Count up the lines in the following listing that hold the word "Falha", then give only that count.

start Task inputs

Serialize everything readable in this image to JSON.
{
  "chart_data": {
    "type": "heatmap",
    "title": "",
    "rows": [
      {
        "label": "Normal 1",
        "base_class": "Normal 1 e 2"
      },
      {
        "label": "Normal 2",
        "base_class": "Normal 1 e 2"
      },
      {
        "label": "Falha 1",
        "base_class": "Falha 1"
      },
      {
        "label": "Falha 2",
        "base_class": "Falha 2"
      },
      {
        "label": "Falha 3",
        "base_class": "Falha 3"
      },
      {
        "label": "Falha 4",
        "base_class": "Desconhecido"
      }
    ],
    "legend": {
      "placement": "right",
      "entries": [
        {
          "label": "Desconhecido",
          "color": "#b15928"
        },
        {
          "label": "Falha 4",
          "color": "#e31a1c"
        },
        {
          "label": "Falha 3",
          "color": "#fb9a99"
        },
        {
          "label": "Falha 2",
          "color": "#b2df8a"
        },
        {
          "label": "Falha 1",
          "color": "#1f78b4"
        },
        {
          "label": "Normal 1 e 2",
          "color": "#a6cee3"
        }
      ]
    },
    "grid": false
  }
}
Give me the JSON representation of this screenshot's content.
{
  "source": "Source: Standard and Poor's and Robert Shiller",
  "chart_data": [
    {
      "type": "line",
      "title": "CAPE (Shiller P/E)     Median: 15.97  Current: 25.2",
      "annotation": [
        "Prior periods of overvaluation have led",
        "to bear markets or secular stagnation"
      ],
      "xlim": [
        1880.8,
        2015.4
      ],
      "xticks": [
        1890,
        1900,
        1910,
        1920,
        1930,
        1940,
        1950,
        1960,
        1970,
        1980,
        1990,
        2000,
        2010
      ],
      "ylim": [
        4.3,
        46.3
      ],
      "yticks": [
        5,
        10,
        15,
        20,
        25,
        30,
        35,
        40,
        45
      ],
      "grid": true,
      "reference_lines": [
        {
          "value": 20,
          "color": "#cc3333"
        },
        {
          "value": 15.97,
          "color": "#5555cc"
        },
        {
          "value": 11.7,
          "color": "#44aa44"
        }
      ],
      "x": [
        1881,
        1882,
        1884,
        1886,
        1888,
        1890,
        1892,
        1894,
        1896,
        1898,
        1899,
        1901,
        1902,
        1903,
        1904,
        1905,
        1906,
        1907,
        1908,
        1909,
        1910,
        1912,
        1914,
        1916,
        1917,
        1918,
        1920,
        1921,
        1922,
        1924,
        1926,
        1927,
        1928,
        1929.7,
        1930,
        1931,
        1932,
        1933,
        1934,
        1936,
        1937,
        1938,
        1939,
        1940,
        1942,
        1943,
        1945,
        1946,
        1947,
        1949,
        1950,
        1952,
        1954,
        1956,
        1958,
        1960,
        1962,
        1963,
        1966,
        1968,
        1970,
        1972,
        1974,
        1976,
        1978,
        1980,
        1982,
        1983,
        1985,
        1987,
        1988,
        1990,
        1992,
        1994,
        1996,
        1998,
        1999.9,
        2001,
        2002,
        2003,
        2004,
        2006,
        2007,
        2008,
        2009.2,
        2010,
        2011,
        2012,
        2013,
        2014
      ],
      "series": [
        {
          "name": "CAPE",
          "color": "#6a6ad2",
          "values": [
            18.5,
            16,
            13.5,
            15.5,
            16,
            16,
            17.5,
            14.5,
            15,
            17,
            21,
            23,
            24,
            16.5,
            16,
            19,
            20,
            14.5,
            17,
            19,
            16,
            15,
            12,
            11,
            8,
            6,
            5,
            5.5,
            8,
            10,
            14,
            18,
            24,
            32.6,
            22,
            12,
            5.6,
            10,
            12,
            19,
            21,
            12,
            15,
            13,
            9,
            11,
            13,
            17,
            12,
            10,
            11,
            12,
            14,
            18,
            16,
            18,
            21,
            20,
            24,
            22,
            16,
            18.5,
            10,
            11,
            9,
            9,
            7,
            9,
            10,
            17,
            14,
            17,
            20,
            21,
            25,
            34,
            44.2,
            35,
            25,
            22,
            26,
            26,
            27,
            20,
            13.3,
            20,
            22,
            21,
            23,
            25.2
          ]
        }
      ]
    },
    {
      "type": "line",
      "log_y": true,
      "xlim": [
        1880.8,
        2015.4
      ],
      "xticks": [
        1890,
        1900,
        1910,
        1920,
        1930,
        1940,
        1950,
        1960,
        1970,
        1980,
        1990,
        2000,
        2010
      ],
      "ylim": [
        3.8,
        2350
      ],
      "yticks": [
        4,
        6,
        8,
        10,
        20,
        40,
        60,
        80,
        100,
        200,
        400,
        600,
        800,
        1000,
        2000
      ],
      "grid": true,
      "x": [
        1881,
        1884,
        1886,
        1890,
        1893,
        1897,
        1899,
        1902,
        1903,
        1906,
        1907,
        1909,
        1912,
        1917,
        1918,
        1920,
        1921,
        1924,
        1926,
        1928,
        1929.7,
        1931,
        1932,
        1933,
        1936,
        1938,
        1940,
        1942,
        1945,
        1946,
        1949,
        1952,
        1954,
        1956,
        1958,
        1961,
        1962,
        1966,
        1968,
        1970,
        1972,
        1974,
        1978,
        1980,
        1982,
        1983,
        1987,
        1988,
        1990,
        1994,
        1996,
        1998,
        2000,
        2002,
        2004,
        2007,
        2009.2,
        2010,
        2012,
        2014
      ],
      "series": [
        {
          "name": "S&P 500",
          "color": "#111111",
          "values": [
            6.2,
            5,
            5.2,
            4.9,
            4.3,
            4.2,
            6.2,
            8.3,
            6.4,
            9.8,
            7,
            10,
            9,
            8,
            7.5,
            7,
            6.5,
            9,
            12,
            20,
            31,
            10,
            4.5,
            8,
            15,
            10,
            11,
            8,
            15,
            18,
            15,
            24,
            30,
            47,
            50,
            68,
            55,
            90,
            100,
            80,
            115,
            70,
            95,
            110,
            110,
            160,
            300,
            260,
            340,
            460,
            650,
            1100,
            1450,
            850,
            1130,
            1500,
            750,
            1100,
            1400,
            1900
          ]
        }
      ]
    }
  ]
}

end Task inputs

## Solution:
11